=== EXERCISE ===
In the listing below, count each line containing "阅读下文" and answer with the count only.

○ ○ ○ ○ ○

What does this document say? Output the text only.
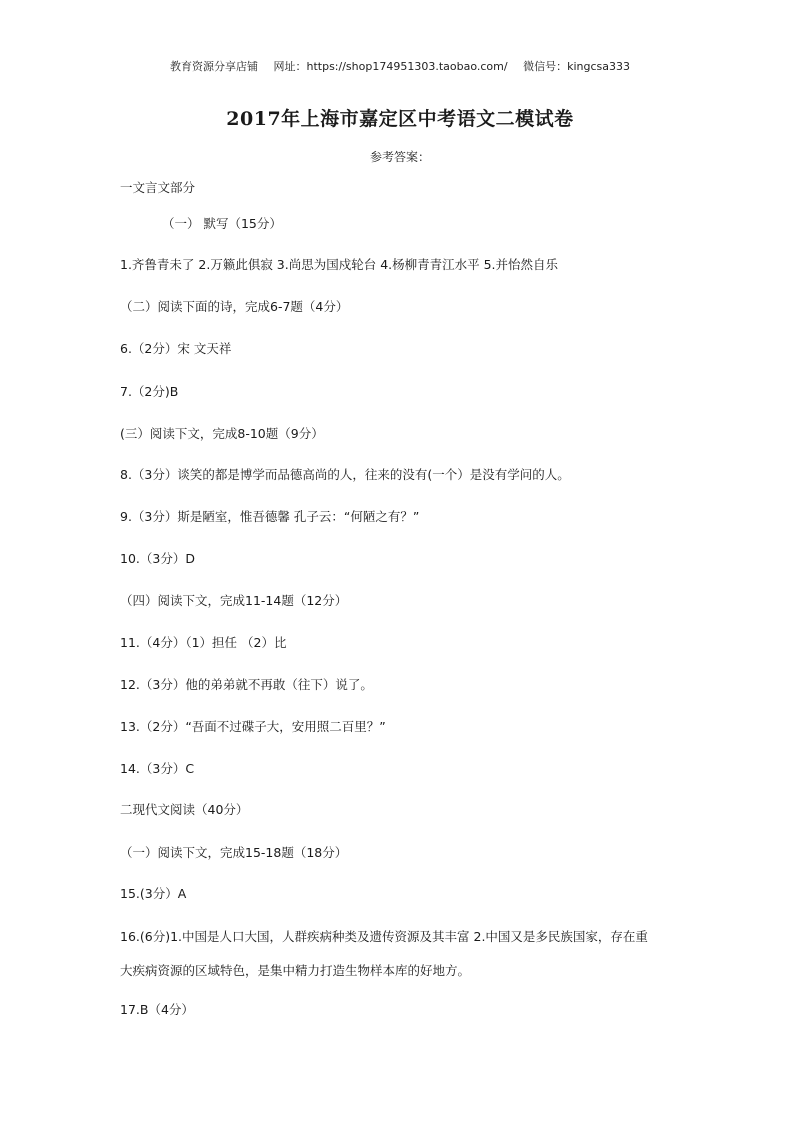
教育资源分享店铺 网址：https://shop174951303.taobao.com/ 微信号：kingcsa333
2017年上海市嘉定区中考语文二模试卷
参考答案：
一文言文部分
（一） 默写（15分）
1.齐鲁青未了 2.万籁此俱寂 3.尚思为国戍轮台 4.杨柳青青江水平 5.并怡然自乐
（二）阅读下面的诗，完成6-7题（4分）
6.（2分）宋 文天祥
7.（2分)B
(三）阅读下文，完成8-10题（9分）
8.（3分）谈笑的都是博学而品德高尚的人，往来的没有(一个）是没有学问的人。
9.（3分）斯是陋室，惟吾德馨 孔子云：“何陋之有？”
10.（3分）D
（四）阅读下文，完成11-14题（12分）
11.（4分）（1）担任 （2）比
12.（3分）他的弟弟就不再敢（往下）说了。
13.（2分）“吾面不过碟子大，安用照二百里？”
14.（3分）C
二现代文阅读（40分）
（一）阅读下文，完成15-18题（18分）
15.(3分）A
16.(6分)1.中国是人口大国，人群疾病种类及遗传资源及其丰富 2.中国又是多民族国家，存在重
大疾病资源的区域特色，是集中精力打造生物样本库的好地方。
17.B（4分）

○ ○ ○ ○ ○

=== ANSWER TO THE TASK ===
3